DATA FOR THIS EXERCISE
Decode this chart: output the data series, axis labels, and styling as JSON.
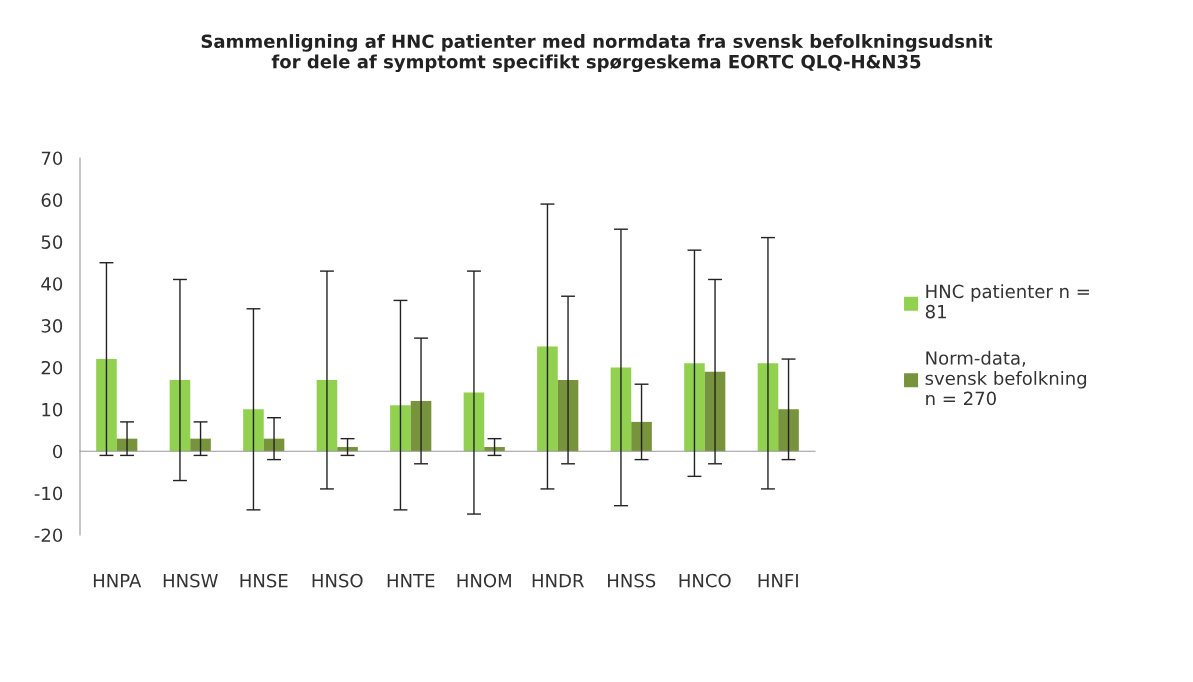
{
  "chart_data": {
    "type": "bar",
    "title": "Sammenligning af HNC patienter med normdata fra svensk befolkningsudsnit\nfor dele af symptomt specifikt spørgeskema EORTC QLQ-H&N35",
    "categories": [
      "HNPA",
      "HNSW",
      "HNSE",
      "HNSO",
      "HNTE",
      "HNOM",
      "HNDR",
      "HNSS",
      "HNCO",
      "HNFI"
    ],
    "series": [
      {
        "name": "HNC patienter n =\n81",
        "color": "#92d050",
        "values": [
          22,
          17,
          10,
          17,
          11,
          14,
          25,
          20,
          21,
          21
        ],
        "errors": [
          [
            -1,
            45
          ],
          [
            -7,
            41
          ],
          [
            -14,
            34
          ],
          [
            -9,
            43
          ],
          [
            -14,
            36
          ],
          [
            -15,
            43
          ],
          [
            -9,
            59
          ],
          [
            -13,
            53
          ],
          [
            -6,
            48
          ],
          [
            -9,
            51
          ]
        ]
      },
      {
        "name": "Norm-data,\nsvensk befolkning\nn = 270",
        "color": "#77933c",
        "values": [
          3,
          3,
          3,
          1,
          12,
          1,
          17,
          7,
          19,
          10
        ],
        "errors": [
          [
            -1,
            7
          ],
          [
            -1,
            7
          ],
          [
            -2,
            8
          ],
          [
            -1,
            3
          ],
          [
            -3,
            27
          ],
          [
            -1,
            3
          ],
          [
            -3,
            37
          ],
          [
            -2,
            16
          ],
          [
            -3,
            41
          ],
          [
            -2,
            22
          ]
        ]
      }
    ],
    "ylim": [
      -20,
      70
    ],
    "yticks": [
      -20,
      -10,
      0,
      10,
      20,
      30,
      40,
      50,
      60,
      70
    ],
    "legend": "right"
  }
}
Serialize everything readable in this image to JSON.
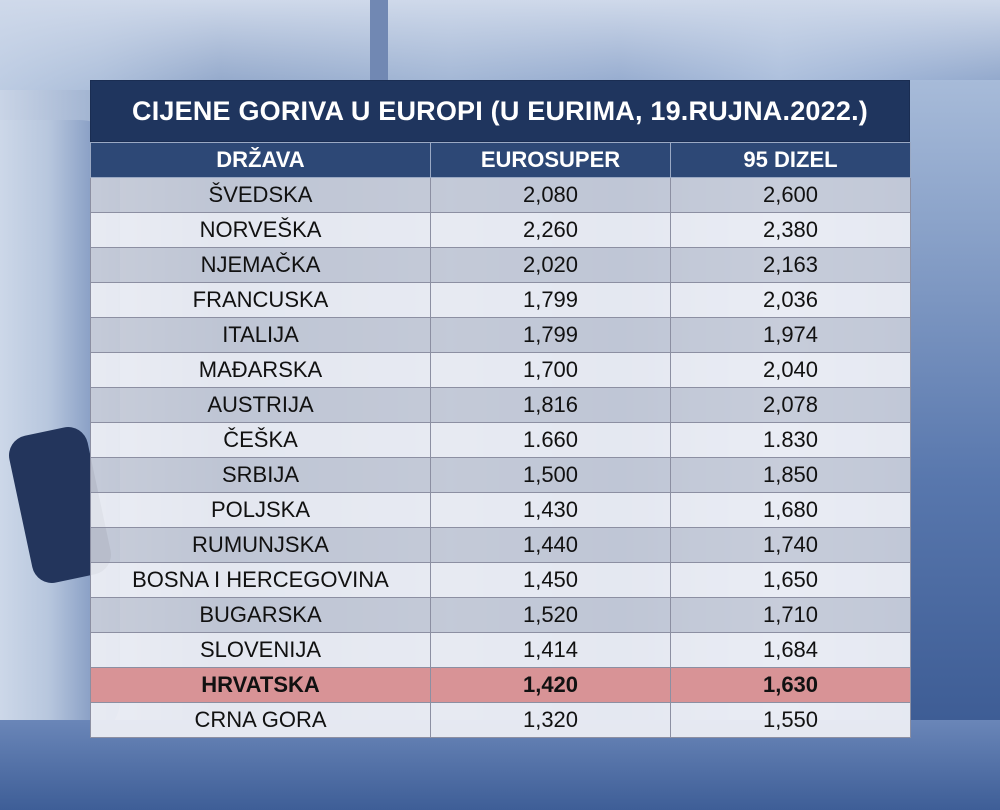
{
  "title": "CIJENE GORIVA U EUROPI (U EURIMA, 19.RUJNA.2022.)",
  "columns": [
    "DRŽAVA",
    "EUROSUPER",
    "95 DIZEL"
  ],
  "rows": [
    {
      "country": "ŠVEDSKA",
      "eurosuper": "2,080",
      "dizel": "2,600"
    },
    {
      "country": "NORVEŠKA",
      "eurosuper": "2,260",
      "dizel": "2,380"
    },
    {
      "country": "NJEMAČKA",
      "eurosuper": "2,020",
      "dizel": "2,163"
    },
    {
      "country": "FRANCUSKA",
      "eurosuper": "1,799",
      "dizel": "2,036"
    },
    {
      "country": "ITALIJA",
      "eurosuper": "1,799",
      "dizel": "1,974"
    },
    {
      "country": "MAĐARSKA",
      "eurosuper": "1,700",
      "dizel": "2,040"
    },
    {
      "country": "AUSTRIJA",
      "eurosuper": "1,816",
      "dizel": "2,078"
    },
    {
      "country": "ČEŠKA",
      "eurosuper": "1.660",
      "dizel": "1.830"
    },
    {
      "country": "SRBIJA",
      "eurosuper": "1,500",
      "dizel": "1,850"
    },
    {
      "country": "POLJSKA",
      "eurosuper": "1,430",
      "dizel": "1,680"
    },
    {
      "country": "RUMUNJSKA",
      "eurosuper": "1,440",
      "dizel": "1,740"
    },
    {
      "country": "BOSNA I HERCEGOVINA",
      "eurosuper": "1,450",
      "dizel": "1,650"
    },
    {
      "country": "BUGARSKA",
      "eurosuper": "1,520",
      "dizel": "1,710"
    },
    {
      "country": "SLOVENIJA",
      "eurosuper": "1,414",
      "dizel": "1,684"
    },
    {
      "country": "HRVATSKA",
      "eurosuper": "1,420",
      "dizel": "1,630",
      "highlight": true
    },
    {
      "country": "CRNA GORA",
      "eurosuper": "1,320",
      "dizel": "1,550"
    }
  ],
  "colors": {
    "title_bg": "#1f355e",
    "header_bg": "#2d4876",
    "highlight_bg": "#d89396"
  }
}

GIVEN INSTRUCTION
Skip the pictures and print each record exactly as it stands.

RESULT FOR THIS EXERCISE
Decode this chart: output the data series, axis labels, and styling as JSON.
{
  "chart_data": {
    "type": "bar",
    "title": "Sammenligning af HNC patienter med normdata fra svensk befolkningsudsnit\nfor dele af symptomt specifikt spørgeskema EORTC QLQ-H&N35",
    "categories": [
      "HNPA",
      "HNSW",
      "HNSE",
      "HNSO",
      "HNTE",
      "HNOM",
      "HNDR",
      "HNSS",
      "HNCO",
      "HNFI"
    ],
    "series": [
      {
        "name": "HNC patienter n =\n81",
        "color": "#92d050",
        "values": [
          22,
          17,
          10,
          17,
          11,
          14,
          25,
          20,
          21,
          21
        ],
        "errors": [
          [
            -1,
            45
          ],
          [
            -7,
            41
          ],
          [
            -14,
            34
          ],
          [
            -9,
            43
          ],
          [
            -14,
            36
          ],
          [
            -15,
            43
          ],
          [
            -9,
            59
          ],
          [
            -13,
            53
          ],
          [
            -6,
            48
          ],
          [
            -9,
            51
          ]
        ]
      },
      {
        "name": "Norm-data,\nsvensk befolkning\nn = 270",
        "color": "#77933c",
        "values": [
          3,
          3,
          3,
          1,
          12,
          1,
          17,
          7,
          19,
          10
        ],
        "errors": [
          [
            -1,
            7
          ],
          [
            -1,
            7
          ],
          [
            -2,
            8
          ],
          [
            -1,
            3
          ],
          [
            -3,
            27
          ],
          [
            -1,
            3
          ],
          [
            -3,
            37
          ],
          [
            -2,
            16
          ],
          [
            -3,
            41
          ],
          [
            -2,
            22
          ]
        ]
      }
    ],
    "ylim": [
      -20,
      70
    ],
    "yticks": [
      -20,
      -10,
      0,
      10,
      20,
      30,
      40,
      50,
      60,
      70
    ],
    "legend": "right"
  }
}
Serialize everything readable in this image to JSON.
{
  "title": "CIJENE GORIVA U EUROPI (U EURIMA, 19.RUJNA.2022.)",
  "columns": [
    "DRŽAVA",
    "EUROSUPER",
    "95 DIZEL"
  ],
  "rows": [
    {
      "country": "ŠVEDSKA",
      "eurosuper": "2,080",
      "dizel": "2,600"
    },
    {
      "country": "NORVEŠKA",
      "eurosuper": "2,260",
      "dizel": "2,380"
    },
    {
      "country": "NJEMAČKA",
      "eurosuper": "2,020",
      "dizel": "2,163"
    },
    {
      "country": "FRANCUSKA",
      "eurosuper": "1,799",
      "dizel": "2,036"
    },
    {
      "country": "ITALIJA",
      "eurosuper": "1,799",
      "dizel": "1,974"
    },
    {
      "country": "MAĐARSKA",
      "eurosuper": "1,700",
      "dizel": "2,040"
    },
    {
      "country": "AUSTRIJA",
      "eurosuper": "1,816",
      "dizel": "2,078"
    },
    {
      "country": "ČEŠKA",
      "eurosuper": "1.660",
      "dizel": "1.830"
    },
    {
      "country": "SRBIJA",
      "eurosuper": "1,500",
      "dizel": "1,850"
    },
    {
      "country": "POLJSKA",
      "eurosuper": "1,430",
      "dizel": "1,680"
    },
    {
      "country": "RUMUNJSKA",
      "eurosuper": "1,440",
      "dizel": "1,740"
    },
    {
      "country": "BOSNA I HERCEGOVINA",
      "eurosuper": "1,450",
      "dizel": "1,650"
    },
    {
      "country": "BUGARSKA",
      "eurosuper": "1,520",
      "dizel": "1,710"
    },
    {
      "country": "SLOVENIJA",
      "eurosuper": "1,414",
      "dizel": "1,684"
    },
    {
      "country": "HRVATSKA",
      "eurosuper": "1,420",
      "dizel": "1,630",
      "highlight": true
    },
    {
      "country": "CRNA GORA",
      "eurosuper": "1,320",
      "dizel": "1,550"
    }
  ],
  "colors": {
    "title_bg": "#1f355e",
    "header_bg": "#2d4876",
    "highlight_bg": "#d89396"
  }
}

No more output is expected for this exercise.